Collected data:
.....

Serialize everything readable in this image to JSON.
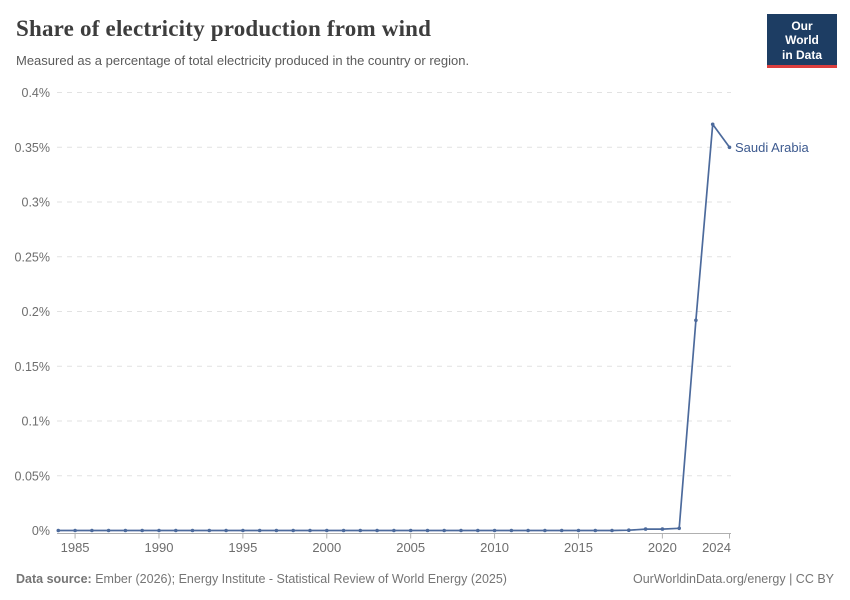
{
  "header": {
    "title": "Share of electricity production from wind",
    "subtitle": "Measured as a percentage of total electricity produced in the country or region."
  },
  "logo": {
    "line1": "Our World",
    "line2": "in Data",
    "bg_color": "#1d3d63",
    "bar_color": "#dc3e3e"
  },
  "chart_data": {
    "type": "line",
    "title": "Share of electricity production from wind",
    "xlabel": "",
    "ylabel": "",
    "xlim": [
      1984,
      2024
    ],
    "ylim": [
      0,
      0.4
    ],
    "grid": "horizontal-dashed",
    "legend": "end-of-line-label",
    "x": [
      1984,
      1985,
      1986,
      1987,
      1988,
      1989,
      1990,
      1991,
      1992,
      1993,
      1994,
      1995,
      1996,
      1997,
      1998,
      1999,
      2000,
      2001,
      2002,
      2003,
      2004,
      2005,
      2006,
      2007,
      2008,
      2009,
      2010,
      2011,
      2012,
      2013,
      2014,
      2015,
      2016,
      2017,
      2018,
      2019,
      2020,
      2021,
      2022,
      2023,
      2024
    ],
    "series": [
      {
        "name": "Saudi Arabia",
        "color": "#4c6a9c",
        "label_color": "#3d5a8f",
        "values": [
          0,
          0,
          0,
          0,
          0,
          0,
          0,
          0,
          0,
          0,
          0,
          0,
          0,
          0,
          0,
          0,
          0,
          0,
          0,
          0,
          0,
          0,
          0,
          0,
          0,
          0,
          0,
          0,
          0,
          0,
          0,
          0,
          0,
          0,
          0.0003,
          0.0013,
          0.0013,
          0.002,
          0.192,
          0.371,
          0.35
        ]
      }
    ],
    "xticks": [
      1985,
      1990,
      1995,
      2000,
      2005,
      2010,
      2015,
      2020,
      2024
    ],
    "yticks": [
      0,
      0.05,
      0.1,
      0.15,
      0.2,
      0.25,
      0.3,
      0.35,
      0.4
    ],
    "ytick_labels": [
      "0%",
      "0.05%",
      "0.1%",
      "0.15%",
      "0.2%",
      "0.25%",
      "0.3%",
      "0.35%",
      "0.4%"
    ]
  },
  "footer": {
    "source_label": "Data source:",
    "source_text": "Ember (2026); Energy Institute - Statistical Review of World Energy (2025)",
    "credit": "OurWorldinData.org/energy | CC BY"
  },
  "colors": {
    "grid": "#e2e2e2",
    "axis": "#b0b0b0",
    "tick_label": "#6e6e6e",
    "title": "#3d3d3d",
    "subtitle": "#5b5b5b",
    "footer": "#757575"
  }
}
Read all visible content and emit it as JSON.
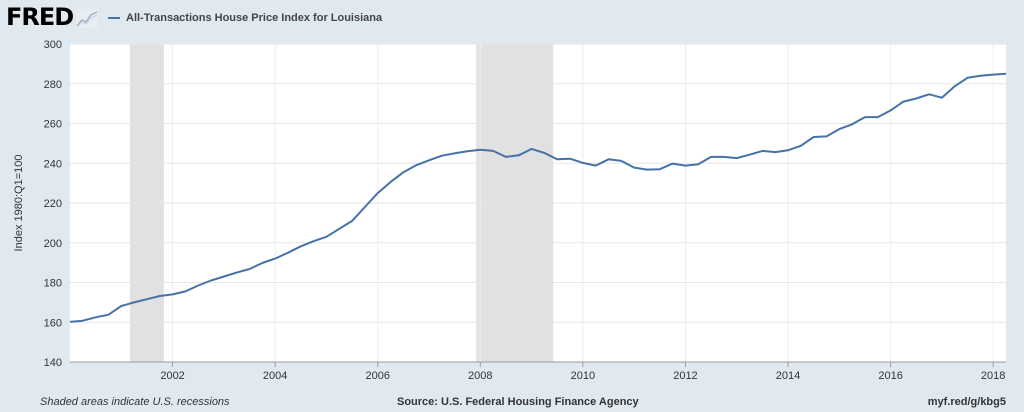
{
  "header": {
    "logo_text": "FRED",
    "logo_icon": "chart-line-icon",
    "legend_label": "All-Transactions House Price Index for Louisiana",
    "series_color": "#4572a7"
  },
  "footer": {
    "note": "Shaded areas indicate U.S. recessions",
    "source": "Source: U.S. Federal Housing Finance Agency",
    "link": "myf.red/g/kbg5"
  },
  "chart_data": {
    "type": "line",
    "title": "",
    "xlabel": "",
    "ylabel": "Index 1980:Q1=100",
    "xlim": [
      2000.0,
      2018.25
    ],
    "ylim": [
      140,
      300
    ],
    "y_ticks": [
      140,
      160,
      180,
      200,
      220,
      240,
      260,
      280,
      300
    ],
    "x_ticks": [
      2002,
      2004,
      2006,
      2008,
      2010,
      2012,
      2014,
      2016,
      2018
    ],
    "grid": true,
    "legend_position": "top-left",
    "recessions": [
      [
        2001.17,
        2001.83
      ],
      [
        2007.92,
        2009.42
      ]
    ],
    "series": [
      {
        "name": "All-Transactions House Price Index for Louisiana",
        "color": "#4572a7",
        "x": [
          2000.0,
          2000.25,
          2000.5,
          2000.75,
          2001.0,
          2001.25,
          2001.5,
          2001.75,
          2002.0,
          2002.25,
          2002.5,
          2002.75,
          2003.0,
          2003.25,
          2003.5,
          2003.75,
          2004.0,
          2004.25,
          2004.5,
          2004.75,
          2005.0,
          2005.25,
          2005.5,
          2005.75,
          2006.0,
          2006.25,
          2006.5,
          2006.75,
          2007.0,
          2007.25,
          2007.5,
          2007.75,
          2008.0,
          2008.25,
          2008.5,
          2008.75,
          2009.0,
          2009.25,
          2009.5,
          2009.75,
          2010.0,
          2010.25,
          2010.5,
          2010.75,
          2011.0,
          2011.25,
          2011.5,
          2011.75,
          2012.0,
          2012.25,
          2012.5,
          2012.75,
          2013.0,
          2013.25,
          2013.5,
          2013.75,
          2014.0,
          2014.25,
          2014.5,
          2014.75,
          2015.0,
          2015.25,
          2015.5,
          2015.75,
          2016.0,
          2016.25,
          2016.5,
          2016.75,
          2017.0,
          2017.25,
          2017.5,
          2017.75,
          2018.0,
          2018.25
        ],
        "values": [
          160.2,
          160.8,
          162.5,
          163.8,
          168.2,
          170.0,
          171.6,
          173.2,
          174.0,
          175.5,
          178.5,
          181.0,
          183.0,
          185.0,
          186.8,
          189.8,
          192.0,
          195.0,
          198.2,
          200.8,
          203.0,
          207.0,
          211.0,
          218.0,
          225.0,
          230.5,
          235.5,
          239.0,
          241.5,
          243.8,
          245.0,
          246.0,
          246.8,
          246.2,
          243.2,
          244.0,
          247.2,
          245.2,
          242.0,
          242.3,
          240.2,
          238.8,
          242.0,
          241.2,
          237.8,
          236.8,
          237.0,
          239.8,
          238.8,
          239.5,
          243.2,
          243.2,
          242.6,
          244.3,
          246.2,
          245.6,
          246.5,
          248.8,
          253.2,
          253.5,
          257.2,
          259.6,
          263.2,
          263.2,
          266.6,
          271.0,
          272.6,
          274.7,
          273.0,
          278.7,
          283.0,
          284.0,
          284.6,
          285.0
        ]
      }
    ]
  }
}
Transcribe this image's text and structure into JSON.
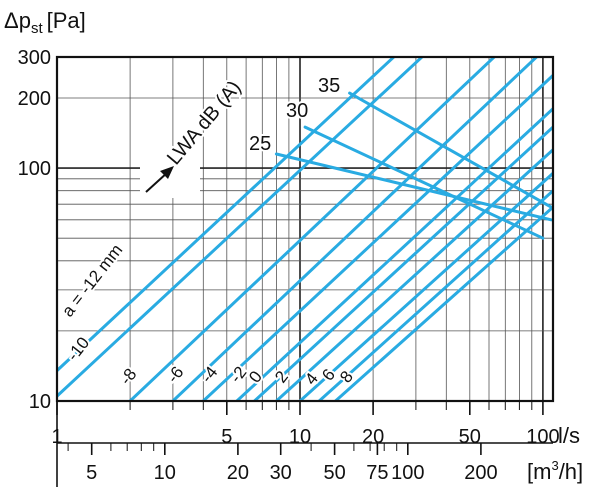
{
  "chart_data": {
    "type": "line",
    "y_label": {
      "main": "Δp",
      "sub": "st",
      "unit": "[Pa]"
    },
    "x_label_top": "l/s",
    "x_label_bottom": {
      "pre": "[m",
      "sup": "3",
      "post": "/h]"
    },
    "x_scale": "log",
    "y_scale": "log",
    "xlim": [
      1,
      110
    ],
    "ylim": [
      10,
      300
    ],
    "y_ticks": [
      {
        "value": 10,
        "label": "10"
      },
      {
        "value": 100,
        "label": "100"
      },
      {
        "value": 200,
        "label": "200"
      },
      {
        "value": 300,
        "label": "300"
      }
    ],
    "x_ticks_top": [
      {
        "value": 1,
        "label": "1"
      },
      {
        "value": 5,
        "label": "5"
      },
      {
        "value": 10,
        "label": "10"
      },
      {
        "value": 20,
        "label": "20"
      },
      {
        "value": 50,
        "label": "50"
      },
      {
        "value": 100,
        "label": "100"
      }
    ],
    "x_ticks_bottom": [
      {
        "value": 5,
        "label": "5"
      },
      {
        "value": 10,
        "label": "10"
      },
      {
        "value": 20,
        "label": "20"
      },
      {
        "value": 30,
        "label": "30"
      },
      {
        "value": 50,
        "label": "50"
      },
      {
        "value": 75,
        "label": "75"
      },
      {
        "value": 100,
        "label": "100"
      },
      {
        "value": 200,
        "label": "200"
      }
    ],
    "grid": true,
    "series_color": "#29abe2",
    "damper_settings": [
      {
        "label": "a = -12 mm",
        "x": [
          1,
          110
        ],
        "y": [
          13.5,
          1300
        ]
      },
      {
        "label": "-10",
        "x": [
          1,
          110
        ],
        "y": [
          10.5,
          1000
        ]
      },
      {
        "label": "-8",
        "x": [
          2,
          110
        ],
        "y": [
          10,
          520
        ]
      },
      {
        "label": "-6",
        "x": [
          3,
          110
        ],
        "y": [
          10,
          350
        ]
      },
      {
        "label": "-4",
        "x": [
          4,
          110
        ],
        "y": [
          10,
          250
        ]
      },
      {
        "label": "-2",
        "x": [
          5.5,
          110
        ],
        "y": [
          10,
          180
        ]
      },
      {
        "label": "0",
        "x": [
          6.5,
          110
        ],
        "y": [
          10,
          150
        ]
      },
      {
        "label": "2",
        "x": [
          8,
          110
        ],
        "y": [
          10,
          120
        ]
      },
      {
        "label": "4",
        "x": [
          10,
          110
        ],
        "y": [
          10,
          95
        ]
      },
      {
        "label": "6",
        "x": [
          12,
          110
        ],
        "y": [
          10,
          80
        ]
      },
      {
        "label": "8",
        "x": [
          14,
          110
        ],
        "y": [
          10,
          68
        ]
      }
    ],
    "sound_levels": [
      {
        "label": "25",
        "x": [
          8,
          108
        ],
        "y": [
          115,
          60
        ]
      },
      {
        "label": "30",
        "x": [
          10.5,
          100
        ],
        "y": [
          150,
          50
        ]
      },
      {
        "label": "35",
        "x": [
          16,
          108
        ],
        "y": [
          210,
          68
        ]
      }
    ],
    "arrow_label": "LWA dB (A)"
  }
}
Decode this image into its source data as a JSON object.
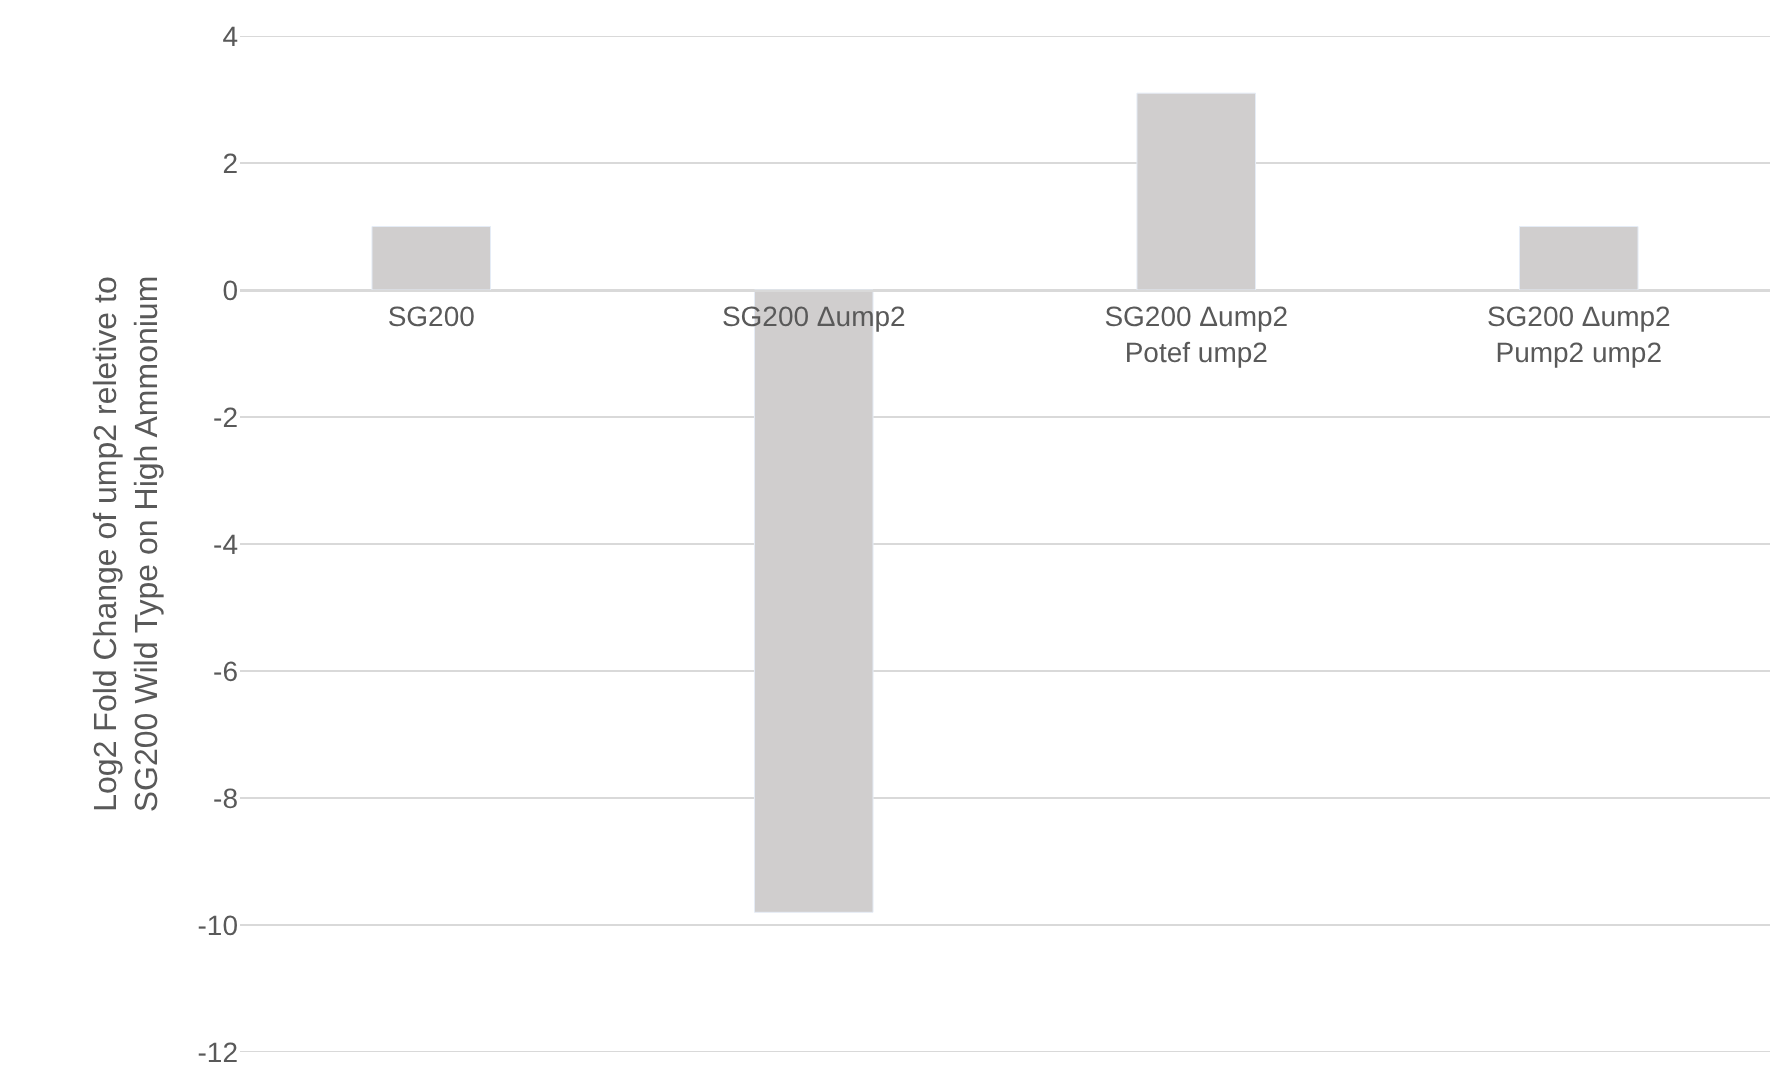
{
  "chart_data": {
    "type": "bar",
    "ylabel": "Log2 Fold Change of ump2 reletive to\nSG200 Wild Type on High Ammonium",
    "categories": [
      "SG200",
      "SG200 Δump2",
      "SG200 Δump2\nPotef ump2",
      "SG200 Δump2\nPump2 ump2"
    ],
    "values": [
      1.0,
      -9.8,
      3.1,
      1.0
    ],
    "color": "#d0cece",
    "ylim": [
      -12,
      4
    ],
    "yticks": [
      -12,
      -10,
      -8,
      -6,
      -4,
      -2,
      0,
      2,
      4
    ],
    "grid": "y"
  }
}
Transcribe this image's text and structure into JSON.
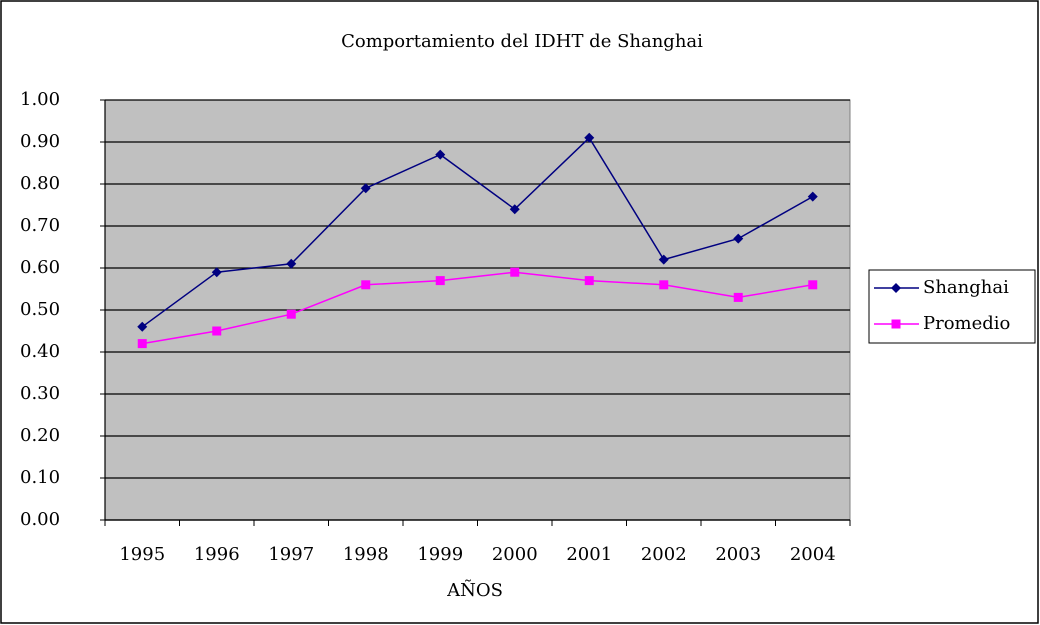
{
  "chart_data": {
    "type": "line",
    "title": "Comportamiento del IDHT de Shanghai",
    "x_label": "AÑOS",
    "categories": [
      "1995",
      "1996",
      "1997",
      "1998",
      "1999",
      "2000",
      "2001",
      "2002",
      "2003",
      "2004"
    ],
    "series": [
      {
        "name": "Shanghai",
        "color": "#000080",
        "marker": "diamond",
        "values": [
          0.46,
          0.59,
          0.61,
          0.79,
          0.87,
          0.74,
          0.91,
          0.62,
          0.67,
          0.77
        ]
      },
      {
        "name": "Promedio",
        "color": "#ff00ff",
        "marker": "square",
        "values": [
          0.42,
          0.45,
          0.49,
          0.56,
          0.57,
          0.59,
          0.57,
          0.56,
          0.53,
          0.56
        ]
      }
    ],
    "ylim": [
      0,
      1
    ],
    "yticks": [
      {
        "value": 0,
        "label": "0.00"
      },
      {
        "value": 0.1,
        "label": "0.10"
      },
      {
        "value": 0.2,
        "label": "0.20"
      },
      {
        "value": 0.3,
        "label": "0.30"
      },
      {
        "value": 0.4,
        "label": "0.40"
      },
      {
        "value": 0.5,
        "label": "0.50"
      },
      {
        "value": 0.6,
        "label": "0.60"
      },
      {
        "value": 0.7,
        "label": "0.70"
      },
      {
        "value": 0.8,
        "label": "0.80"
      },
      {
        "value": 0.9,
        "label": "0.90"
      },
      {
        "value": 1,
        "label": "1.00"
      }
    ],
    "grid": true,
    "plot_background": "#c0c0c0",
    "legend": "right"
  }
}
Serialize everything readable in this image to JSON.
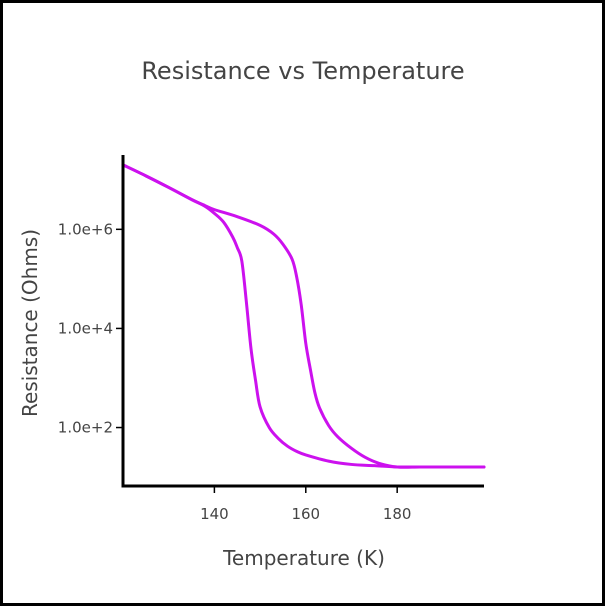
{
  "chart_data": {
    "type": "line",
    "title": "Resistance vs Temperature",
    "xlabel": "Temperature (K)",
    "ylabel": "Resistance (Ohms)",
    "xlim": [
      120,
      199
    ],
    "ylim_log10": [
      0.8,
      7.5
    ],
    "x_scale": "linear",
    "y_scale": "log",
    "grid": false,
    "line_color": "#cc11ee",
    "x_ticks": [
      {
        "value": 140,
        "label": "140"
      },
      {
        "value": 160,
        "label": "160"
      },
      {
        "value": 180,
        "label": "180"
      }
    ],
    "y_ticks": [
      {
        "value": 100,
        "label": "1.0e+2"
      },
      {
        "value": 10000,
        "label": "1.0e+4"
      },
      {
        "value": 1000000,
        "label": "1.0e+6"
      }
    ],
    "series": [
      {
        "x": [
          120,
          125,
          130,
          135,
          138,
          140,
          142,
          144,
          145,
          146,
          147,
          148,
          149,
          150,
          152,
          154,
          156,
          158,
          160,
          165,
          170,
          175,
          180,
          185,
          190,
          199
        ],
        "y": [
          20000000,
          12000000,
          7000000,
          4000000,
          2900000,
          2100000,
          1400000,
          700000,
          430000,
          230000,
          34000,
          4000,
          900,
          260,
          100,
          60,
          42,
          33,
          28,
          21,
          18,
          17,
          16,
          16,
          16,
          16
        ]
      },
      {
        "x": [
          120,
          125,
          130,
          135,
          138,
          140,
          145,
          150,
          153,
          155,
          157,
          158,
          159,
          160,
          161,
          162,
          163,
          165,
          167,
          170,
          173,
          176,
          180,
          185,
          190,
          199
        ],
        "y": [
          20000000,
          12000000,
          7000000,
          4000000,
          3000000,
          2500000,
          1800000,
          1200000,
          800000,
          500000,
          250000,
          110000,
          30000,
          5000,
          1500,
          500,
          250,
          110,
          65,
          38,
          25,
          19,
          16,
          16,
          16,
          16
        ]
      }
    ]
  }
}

.....

Pick out every line above that holds the word "grid" and copy it.

    "grid": "horizontal-dashed",
    "grid": "#e2e2e2",
    "grid": true,
    "grid": true,
    "grid": "y"
    "grid": true,
    "grid": false,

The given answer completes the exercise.